## PROBLEM DETAILS
Repeat each record exactly. Any picture gets left out.

Figure content listings:

++++++++++++++++++++

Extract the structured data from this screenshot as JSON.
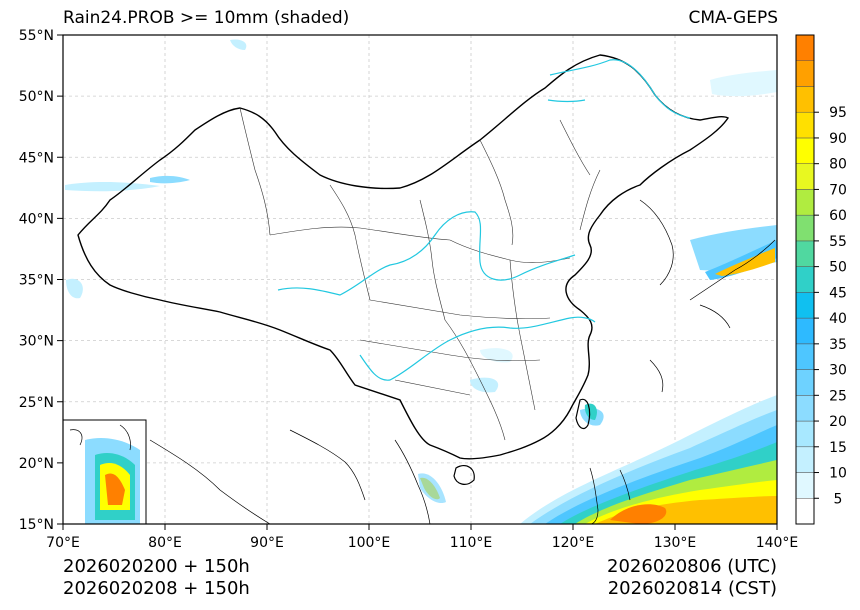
{
  "header": {
    "title": "Rain24.PROB >= 10mm (shaded)",
    "model": "CMA-GEPS"
  },
  "footer": {
    "init_utc": "2026020200 + 150h",
    "init_cst": "2026020208 + 150h",
    "valid_utc": "2026020806 (UTC)",
    "valid_cst": "2026020814 (CST)"
  },
  "axes": {
    "lon_labels": [
      "70°E",
      "80°E",
      "90°E",
      "100°E",
      "110°E",
      "120°E",
      "130°E",
      "140°E"
    ],
    "lat_labels": [
      "55°N",
      "50°N",
      "45°N",
      "40°N",
      "35°N",
      "30°N",
      "25°N",
      "20°N",
      "15°N"
    ],
    "lon_range": [
      70,
      140
    ],
    "lat_range": [
      15,
      55
    ]
  },
  "colorbar": {
    "labels": [
      "5",
      "10",
      "15",
      "20",
      "25",
      "30",
      "35",
      "40",
      "45",
      "50",
      "55",
      "60",
      "70",
      "80",
      "90",
      "95"
    ],
    "colors": [
      "#ffffff",
      "#e0f8ff",
      "#c4f0ff",
      "#a8e8ff",
      "#8cdcff",
      "#6ed2ff",
      "#4ec6ff",
      "#2ebaff",
      "#10c0f0",
      "#30d0c8",
      "#50d8a0",
      "#80e070",
      "#b0ec40",
      "#e8f820",
      "#ffff00",
      "#ffe000",
      "#ffc000",
      "#ffa000",
      "#ff8000"
    ]
  },
  "colors": {
    "border": "#000000",
    "province": "#333333",
    "river": "#22c8e0",
    "grid": "#cccccc"
  }
}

++++++++++++++++++++

## ANSWER IN FULL
Extract the structured data from this screenshot as JSON.
{
  "header": {
    "title": "Rain24.PROB >= 10mm (shaded)",
    "model": "CMA-GEPS"
  },
  "footer": {
    "init_utc": "2026020200 + 150h",
    "init_cst": "2026020208 + 150h",
    "valid_utc": "2026020806 (UTC)",
    "valid_cst": "2026020814 (CST)"
  },
  "axes": {
    "lon_labels": [
      "70°E",
      "80°E",
      "90°E",
      "100°E",
      "110°E",
      "120°E",
      "130°E",
      "140°E"
    ],
    "lat_labels": [
      "55°N",
      "50°N",
      "45°N",
      "40°N",
      "35°N",
      "30°N",
      "25°N",
      "20°N",
      "15°N"
    ],
    "lon_range": [
      70,
      140
    ],
    "lat_range": [
      15,
      55
    ]
  },
  "colorbar": {
    "labels": [
      "5",
      "10",
      "15",
      "20",
      "25",
      "30",
      "35",
      "40",
      "45",
      "50",
      "55",
      "60",
      "70",
      "80",
      "90",
      "95"
    ],
    "colors": [
      "#ffffff",
      "#e0f8ff",
      "#c4f0ff",
      "#a8e8ff",
      "#8cdcff",
      "#6ed2ff",
      "#4ec6ff",
      "#2ebaff",
      "#10c0f0",
      "#30d0c8",
      "#50d8a0",
      "#80e070",
      "#b0ec40",
      "#e8f820",
      "#ffff00",
      "#ffe000",
      "#ffc000",
      "#ffa000",
      "#ff8000"
    ]
  },
  "colors": {
    "border": "#000000",
    "province": "#333333",
    "river": "#22c8e0",
    "grid": "#cccccc"
  }
}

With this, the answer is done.